Problem:
Exactly reproduce each line of the listing that follows.

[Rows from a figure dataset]
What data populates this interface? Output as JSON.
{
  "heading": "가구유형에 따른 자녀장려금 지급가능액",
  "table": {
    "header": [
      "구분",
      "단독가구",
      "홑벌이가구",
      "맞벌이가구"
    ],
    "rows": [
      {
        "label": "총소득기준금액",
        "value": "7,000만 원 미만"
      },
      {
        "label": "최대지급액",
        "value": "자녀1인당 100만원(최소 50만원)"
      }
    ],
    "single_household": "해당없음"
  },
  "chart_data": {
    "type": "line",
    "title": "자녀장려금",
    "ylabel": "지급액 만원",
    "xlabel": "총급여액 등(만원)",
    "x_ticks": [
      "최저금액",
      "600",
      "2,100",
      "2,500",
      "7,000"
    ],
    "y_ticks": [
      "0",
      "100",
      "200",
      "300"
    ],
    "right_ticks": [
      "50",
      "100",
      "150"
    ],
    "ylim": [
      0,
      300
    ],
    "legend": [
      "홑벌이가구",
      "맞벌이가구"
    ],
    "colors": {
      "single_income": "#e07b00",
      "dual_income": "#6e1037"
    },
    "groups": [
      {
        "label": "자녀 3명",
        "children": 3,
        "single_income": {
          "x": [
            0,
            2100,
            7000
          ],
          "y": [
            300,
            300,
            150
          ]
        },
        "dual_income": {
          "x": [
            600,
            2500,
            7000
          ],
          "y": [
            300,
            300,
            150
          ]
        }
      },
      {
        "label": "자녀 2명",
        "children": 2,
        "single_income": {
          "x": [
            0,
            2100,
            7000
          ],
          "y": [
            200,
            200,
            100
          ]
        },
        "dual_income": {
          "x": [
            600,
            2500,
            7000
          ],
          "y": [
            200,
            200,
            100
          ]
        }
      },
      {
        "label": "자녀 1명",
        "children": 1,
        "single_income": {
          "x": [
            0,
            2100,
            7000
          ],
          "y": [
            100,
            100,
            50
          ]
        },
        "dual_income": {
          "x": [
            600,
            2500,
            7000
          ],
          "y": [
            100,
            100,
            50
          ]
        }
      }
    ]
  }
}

Answer for this exercise:
What data populates this interface? Output as JSON.
{
  "heading": "가구유형에 따른 자녀장려금 지급가능액",
  "table": {
    "header": [
      "구분",
      "단독가구",
      "홑벌이가구",
      "맞벌이가구"
    ],
    "rows": [
      {
        "label": "총소득기준금액",
        "value": "7,000만 원 미만"
      },
      {
        "label": "최대지급액",
        "value": "자녀1인당 100만원(최소 50만원)"
      }
    ],
    "single_household": "해당없음"
  },
  "chart_data": {
    "type": "line",
    "title": "자녀장려금",
    "ylabel": "지급액 만원",
    "xlabel": "총급여액 등(만원)",
    "x_ticks": [
      "최저금액",
      "600",
      "2,100",
      "2,500",
      "7,000"
    ],
    "y_ticks": [
      "0",
      "100",
      "200",
      "300"
    ],
    "right_ticks": [
      "50",
      "100",
      "150"
    ],
    "ylim": [
      0,
      300
    ],
    "legend": [
      "홑벌이가구",
      "맞벌이가구"
    ],
    "colors": {
      "single_income": "#e07b00",
      "dual_income": "#6e1037"
    },
    "groups": [
      {
        "label": "자녀 3명",
        "children": 3,
        "single_income": {
          "x": [
            0,
            2100,
            7000
          ],
          "y": [
            300,
            300,
            150
          ]
        },
        "dual_income": {
          "x": [
            600,
            2500,
            7000
          ],
          "y": [
            300,
            300,
            150
          ]
        }
      },
      {
        "label": "자녀 2명",
        "children": 2,
        "single_income": {
          "x": [
            0,
            2100,
            7000
          ],
          "y": [
            200,
            200,
            100
          ]
        },
        "dual_income": {
          "x": [
            600,
            2500,
            7000
          ],
          "y": [
            200,
            200,
            100
          ]
        }
      },
      {
        "label": "자녀 1명",
        "children": 1,
        "single_income": {
          "x": [
            0,
            2100,
            7000
          ],
          "y": [
            100,
            100,
            50
          ]
        },
        "dual_income": {
          "x": [
            600,
            2500,
            7000
          ],
          "y": [
            100,
            100,
            50
          ]
        }
      }
    ]
  }
}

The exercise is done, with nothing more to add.